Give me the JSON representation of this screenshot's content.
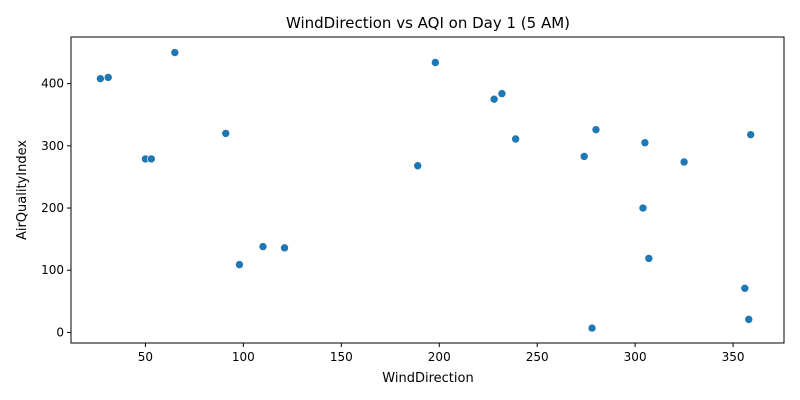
{
  "chart_data": {
    "type": "scatter",
    "title": "WindDirection vs AQI on Day 1 (5 AM)",
    "xlabel": "WindDirection",
    "ylabel": "AirQualityIndex",
    "xlim": [
      12,
      376
    ],
    "ylim": [
      -17,
      475
    ],
    "xticks": [
      50,
      100,
      150,
      200,
      250,
      300,
      350
    ],
    "yticks": [
      0,
      100,
      200,
      300,
      400
    ],
    "grid": false,
    "legend": "none",
    "marker_color": "#1f77b4",
    "points": [
      {
        "x": 27,
        "y": 408
      },
      {
        "x": 31,
        "y": 410
      },
      {
        "x": 50,
        "y": 279
      },
      {
        "x": 53,
        "y": 279
      },
      {
        "x": 65,
        "y": 450
      },
      {
        "x": 91,
        "y": 320
      },
      {
        "x": 98,
        "y": 109
      },
      {
        "x": 110,
        "y": 138
      },
      {
        "x": 121,
        "y": 136
      },
      {
        "x": 189,
        "y": 268
      },
      {
        "x": 198,
        "y": 434
      },
      {
        "x": 228,
        "y": 375
      },
      {
        "x": 232,
        "y": 384
      },
      {
        "x": 239,
        "y": 311
      },
      {
        "x": 274,
        "y": 283
      },
      {
        "x": 278,
        "y": 7
      },
      {
        "x": 280,
        "y": 326
      },
      {
        "x": 304,
        "y": 200
      },
      {
        "x": 305,
        "y": 305
      },
      {
        "x": 307,
        "y": 119
      },
      {
        "x": 325,
        "y": 274
      },
      {
        "x": 356,
        "y": 71
      },
      {
        "x": 358,
        "y": 21
      },
      {
        "x": 359,
        "y": 318
      }
    ]
  }
}
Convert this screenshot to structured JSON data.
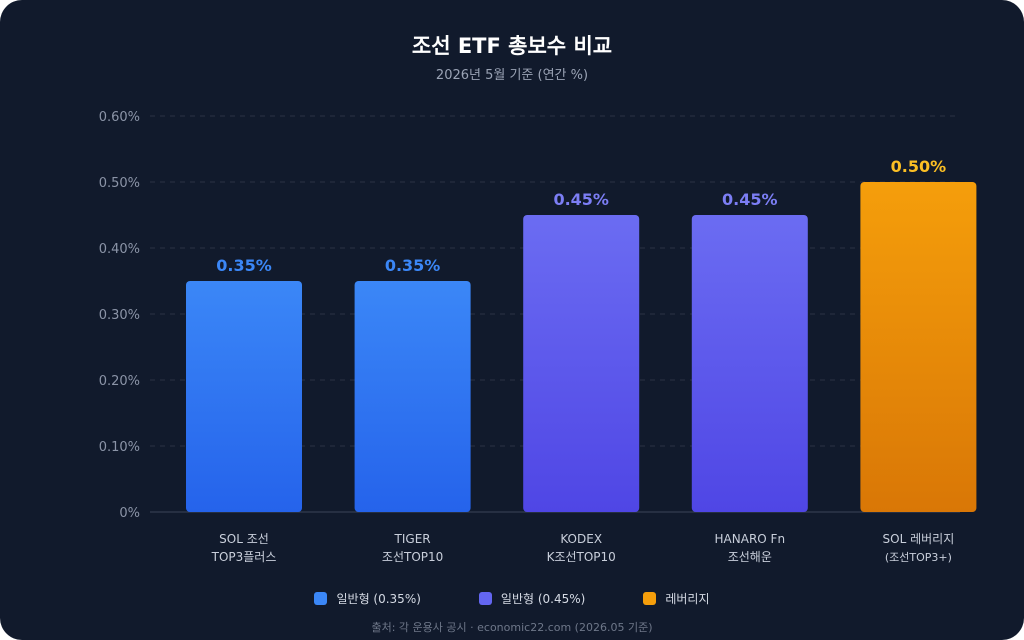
{
  "chart_data": {
    "type": "bar",
    "title": "조선 ETF 총보수 비교",
    "subtitle": "2026년 5월 기준 (연간 %)",
    "categories": [
      [
        "SOL 조선",
        "TOP3플러스"
      ],
      [
        "TIGER",
        "조선TOP10"
      ],
      [
        "KODEX",
        "K조선TOP10"
      ],
      [
        "HANARO Fn",
        "조선해운"
      ],
      [
        "SOL 레버리지",
        "(조선TOP3+)"
      ]
    ],
    "values": [
      0.35,
      0.35,
      0.45,
      0.45,
      0.5
    ],
    "value_labels": [
      "0.35%",
      "0.35%",
      "0.45%",
      "0.45%",
      "0.50%"
    ],
    "groups": [
      "blue",
      "blue",
      "purple",
      "purple",
      "orange"
    ],
    "yticks": [
      0,
      0.1,
      0.2,
      0.3,
      0.4,
      0.5,
      0.6
    ],
    "ytick_labels": [
      "0%",
      "0.10%",
      "0.20%",
      "0.30%",
      "0.40%",
      "0.50%",
      "0.60%"
    ],
    "ylim": [
      0,
      0.6
    ],
    "grid": true,
    "legend_position": "bottom",
    "legend": [
      {
        "label": "일반형 (0.35%)",
        "group": "blue"
      },
      {
        "label": "일반형 (0.45%)",
        "group": "purple"
      },
      {
        "label": "레버리지",
        "group": "orange"
      }
    ],
    "colors": {
      "blue": {
        "top": "#3b87f7",
        "bottom": "#2563eb",
        "label": "#3b87f7"
      },
      "purple": {
        "top": "#6b6cf2",
        "bottom": "#4f46e5",
        "label": "#7c7ef5"
      },
      "orange": {
        "top": "#f59e0b",
        "bottom": "#d97706",
        "label": "#fbbf24"
      }
    }
  },
  "source": "출처: 각 운용사 공시 · economic22.com (2026.05 기준)"
}
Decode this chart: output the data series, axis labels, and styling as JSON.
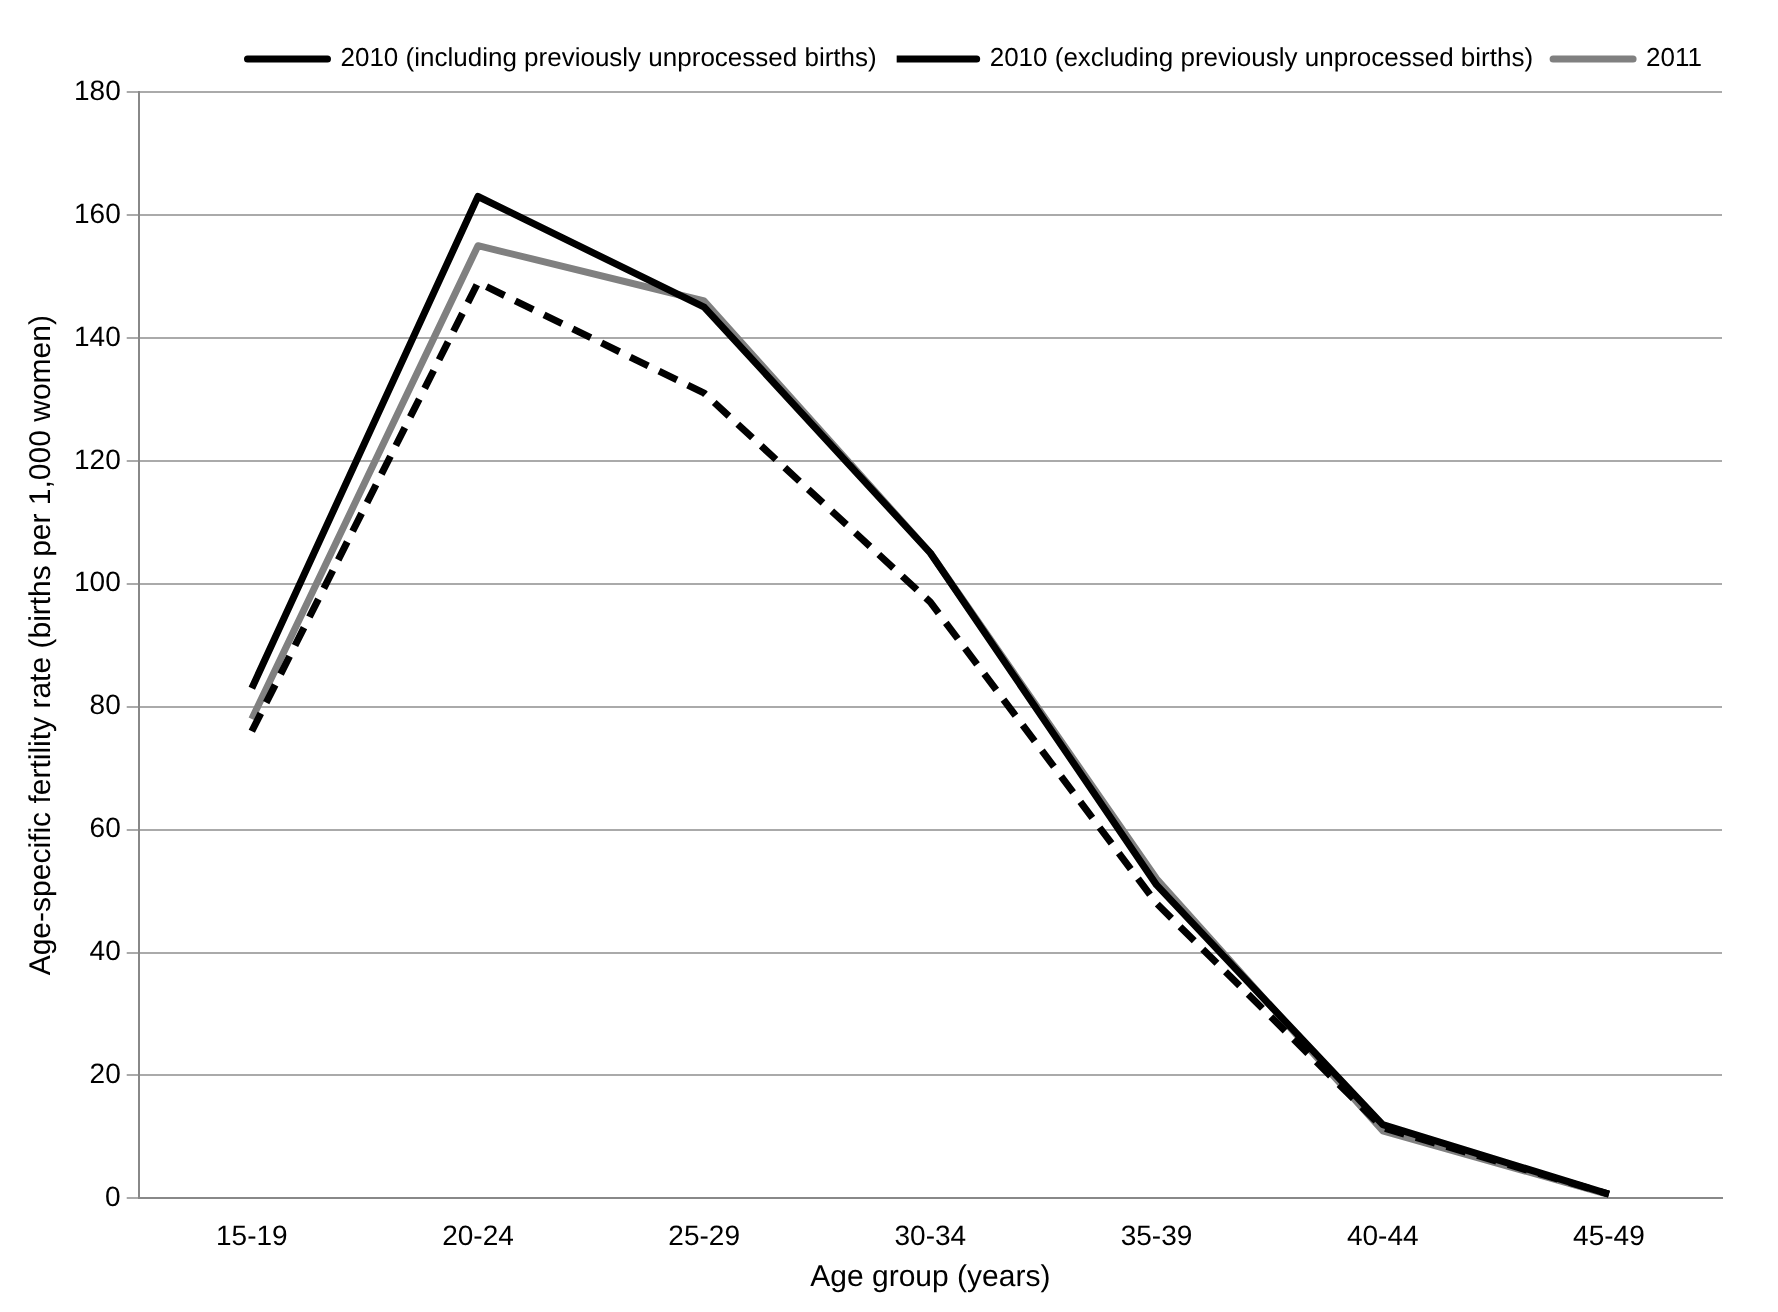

______________________________

Given task
Transcribe all the lines above exactly, apart from the pictures.

Task answer
Give me the JSON representation of this screenshot's content.
{
  "chart_data": {
    "type": "scatter",
    "title": "WindDirection vs AQI on Day 1 (5 AM)",
    "xlabel": "WindDirection",
    "ylabel": "AirQualityIndex",
    "xlim": [
      12,
      376
    ],
    "ylim": [
      -17,
      475
    ],
    "xticks": [
      50,
      100,
      150,
      200,
      250,
      300,
      350
    ],
    "yticks": [
      0,
      100,
      200,
      300,
      400
    ],
    "grid": false,
    "legend": "none",
    "marker_color": "#1f77b4",
    "points": [
      {
        "x": 27,
        "y": 408
      },
      {
        "x": 31,
        "y": 410
      },
      {
        "x": 50,
        "y": 279
      },
      {
        "x": 53,
        "y": 279
      },
      {
        "x": 65,
        "y": 450
      },
      {
        "x": 91,
        "y": 320
      },
      {
        "x": 98,
        "y": 109
      },
      {
        "x": 110,
        "y": 138
      },
      {
        "x": 121,
        "y": 136
      },
      {
        "x": 189,
        "y": 268
      },
      {
        "x": 198,
        "y": 434
      },
      {
        "x": 228,
        "y": 375
      },
      {
        "x": 232,
        "y": 384
      },
      {
        "x": 239,
        "y": 311
      },
      {
        "x": 274,
        "y": 283
      },
      {
        "x": 278,
        "y": 7
      },
      {
        "x": 280,
        "y": 326
      },
      {
        "x": 304,
        "y": 200
      },
      {
        "x": 305,
        "y": 305
      },
      {
        "x": 307,
        "y": 119
      },
      {
        "x": 325,
        "y": 274
      },
      {
        "x": 356,
        "y": 71
      },
      {
        "x": 358,
        "y": 21
      },
      {
        "x": 359,
        "y": 318
      }
    ]
  }
}
Convert this screenshot to structured JSON data.
{
  "chart_data": {
    "type": "bar",
    "title": "조선 ETF 총보수 비교",
    "subtitle": "2026년 5월 기준 (연간 %)",
    "categories": [
      [
        "SOL 조선",
        "TOP3플러스"
      ],
      [
        "TIGER",
        "조선TOP10"
      ],
      [
        "KODEX",
        "K조선TOP10"
      ],
      [
        "HANARO Fn",
        "조선해운"
      ],
      [
        "SOL 레버리지",
        "(조선TOP3+)"
      ]
    ],
    "values": [
      0.35,
      0.35,
      0.45,
      0.45,
      0.5
    ],
    "value_labels": [
      "0.35%",
      "0.35%",
      "0.45%",
      "0.45%",
      "0.50%"
    ],
    "groups": [
      "blue",
      "blue",
      "purple",
      "purple",
      "orange"
    ],
    "yticks": [
      0,
      0.1,
      0.2,
      0.3,
      0.4,
      0.5,
      0.6
    ],
    "ytick_labels": [
      "0%",
      "0.10%",
      "0.20%",
      "0.30%",
      "0.40%",
      "0.50%",
      "0.60%"
    ],
    "ylim": [
      0,
      0.6
    ],
    "grid": true,
    "legend_position": "bottom",
    "legend": [
      {
        "label": "일반형 (0.35%)",
        "group": "blue"
      },
      {
        "label": "일반형 (0.45%)",
        "group": "purple"
      },
      {
        "label": "레버리지",
        "group": "orange"
      }
    ],
    "colors": {
      "blue": {
        "top": "#3b87f7",
        "bottom": "#2563eb",
        "label": "#3b87f7"
      },
      "purple": {
        "top": "#6b6cf2",
        "bottom": "#4f46e5",
        "label": "#7c7ef5"
      },
      "orange": {
        "top": "#f59e0b",
        "bottom": "#d97706",
        "label": "#fbbf24"
      }
    }
  },
  "source": "출처: 각 운용사 공시 · economic22.com (2026.05 기준)"
}
Decode this chart: output the data series, axis labels, and styling as JSON.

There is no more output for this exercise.